#### [JOB]
Whenever a line contains the string "China", copy it out of the entries.

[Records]
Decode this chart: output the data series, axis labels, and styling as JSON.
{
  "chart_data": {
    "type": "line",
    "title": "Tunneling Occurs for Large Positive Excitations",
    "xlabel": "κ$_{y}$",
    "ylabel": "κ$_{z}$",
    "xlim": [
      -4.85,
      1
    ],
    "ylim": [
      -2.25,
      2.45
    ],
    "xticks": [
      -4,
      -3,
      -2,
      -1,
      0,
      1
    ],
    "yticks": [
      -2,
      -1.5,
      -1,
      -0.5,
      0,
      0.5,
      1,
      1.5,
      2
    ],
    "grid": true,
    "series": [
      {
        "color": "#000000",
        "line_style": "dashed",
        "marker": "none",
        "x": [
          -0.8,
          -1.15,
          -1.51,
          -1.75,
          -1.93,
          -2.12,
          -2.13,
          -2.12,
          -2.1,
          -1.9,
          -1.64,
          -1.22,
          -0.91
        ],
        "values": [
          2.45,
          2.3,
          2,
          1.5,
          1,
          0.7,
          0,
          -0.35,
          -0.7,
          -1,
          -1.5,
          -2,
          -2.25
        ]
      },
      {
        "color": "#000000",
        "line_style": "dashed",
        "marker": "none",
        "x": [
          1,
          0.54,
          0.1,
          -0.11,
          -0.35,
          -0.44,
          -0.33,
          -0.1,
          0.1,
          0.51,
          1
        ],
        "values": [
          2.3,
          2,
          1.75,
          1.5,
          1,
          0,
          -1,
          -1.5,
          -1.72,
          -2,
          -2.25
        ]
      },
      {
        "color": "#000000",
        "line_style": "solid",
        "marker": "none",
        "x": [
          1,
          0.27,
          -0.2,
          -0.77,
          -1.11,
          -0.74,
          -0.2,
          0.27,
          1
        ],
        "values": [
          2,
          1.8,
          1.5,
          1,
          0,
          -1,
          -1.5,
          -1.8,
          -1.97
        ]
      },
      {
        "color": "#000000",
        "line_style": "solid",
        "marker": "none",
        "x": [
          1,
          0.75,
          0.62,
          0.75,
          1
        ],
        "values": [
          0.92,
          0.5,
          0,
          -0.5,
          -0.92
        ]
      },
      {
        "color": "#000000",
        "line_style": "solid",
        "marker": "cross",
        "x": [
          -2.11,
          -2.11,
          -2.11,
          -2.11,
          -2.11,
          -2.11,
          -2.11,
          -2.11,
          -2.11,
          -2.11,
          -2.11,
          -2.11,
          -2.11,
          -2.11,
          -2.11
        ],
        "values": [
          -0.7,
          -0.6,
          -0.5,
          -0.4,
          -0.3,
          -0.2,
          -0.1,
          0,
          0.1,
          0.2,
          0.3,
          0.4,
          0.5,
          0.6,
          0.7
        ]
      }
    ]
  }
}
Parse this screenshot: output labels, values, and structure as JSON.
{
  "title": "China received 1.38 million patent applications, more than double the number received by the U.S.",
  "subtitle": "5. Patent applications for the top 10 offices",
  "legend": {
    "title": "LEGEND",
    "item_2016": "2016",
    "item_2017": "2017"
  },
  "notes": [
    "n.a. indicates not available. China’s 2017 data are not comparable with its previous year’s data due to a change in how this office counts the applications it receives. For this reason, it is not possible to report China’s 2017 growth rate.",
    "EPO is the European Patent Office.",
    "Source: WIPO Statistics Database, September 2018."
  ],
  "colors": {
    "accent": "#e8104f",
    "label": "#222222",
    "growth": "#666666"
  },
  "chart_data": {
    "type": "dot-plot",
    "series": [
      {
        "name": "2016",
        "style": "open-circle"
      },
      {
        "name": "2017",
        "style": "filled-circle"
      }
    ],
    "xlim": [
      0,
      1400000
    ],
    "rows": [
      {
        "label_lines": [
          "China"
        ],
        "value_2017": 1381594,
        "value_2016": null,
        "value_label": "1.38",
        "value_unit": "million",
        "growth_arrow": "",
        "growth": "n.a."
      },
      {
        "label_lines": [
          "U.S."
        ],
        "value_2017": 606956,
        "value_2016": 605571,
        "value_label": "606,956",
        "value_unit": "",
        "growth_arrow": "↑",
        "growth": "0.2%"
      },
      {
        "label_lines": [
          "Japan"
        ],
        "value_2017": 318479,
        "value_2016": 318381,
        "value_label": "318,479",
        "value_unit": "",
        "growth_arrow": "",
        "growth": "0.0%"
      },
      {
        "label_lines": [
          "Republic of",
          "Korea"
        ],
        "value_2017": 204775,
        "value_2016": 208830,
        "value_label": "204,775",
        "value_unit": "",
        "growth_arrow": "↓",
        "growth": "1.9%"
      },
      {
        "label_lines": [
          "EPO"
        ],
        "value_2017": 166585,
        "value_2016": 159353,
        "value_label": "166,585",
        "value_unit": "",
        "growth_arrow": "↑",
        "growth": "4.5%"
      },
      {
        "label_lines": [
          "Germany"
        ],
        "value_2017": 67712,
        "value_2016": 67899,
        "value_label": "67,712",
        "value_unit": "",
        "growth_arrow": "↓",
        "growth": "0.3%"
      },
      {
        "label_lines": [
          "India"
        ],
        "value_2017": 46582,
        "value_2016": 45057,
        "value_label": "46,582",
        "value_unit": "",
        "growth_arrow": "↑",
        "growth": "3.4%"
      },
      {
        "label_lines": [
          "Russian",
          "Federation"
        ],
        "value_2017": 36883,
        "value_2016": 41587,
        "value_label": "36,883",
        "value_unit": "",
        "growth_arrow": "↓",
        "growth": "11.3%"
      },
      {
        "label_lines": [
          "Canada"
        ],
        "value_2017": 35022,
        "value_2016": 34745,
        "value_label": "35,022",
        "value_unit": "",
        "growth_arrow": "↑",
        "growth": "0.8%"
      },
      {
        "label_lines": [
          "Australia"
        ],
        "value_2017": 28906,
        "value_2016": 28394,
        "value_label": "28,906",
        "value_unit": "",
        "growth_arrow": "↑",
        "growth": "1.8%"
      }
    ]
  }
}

#### [RESULT OF THIS TASK]
  "title": "China received 1.38 million patent applications, more than double the number received by the U.S.",
    "n.a. indicates not available. China’s 2017 data are not comparable with its previous year’s data due to a change in how this office counts the applications it receives. For this reason, it is not possible to report China’s 2017 growth rate.",
          "China"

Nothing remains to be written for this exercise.